- WHAT IS NEEDED -
Reproduce every entry in the listing without alteration.

- PROVIDED MATERIAL -

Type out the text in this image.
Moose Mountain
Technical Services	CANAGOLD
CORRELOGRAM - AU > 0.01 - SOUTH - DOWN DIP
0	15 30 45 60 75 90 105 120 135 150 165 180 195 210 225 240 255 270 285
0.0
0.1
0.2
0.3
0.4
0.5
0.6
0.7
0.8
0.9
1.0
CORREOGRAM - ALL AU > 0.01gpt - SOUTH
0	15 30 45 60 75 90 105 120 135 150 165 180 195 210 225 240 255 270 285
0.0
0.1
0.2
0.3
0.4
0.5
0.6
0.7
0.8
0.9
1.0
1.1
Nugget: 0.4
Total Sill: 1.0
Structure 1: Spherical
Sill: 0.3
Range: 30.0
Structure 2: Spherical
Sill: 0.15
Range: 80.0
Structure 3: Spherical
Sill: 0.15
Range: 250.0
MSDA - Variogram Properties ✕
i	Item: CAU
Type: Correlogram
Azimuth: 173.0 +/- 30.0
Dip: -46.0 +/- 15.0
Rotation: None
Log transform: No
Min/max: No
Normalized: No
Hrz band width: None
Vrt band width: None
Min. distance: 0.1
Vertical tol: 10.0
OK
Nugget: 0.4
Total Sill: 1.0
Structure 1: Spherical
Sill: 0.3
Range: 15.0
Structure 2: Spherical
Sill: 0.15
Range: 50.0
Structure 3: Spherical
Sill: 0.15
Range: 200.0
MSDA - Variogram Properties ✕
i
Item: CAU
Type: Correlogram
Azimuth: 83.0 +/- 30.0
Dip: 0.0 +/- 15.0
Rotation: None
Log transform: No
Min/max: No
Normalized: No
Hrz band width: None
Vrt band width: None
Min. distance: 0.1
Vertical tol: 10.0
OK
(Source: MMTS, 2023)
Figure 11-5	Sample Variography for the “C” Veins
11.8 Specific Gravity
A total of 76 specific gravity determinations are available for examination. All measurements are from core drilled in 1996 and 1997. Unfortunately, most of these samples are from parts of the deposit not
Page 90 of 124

- RESULT BELOW -
Type out the text in this image.
Moose Mountain
Technical Services	CANAGOLD
CORRELOGRAM - AU > 0.01 - SOUTH - DOWN DIP
0	15 30 45 60 75 90 105 120 135 150 165 180 195 210 225 240 255 270 285
0.0
0.1
0.2
0.3
0.4
0.5
0.6
0.7
0.8
0.9
1.0
CORREOGRAM - ALL AU > 0.01gpt - SOUTH
0	15 30 45 60 75 90 105 120 135 150 165 180 195 210 225 240 255 270 285
0.0
0.1
0.2
0.3
0.4
0.5
0.6
0.7
0.8
0.9
1.0
1.1
Nugget: 0.4
Total Sill: 1.0
Structure 1: Spherical
Sill: 0.3
Range: 30.0
Structure 2: Spherical
Sill: 0.15
Range: 80.0
Structure 3: Spherical
Sill: 0.15
Range: 250.0
MSDA - Variogram Properties ✕
i	Item: CAU
Type: Correlogram
Azimuth: 173.0 +/- 30.0
Dip: -46.0 +/- 15.0
Rotation: None
Log transform: No
Min/max: No
Normalized: No
Hrz band width: None
Vrt band width: None
Min. distance: 0.1
Vertical tol: 10.0
OK
Nugget: 0.4
Total Sill: 1.0
Structure 1: Spherical
Sill: 0.3
Range: 15.0
Structure 2: Spherical
Sill: 0.15
Range: 50.0
Structure 3: Spherical
Sill: 0.15
Range: 200.0
MSDA - Variogram Properties ✕
i
Item: CAU
Type: Correlogram
Azimuth: 83.0 +/- 30.0
Dip: 0.0 +/- 15.0
Rotation: None
Log transform: No
Min/max: No
Normalized: No
Hrz band width: None
Vrt band width: None
Min. distance: 0.1
Vertical tol: 10.0
OK
(Source: MMTS, 2023)
Figure 11-5	Sample Variography for the “C” Veins
11.8 Specific Gravity
A total of 76 specific gravity determinations are available for examination. All measurements are from core drilled in 1996 and 1997. Unfortunately, most of these samples are from parts of the deposit not
Page 90 of 124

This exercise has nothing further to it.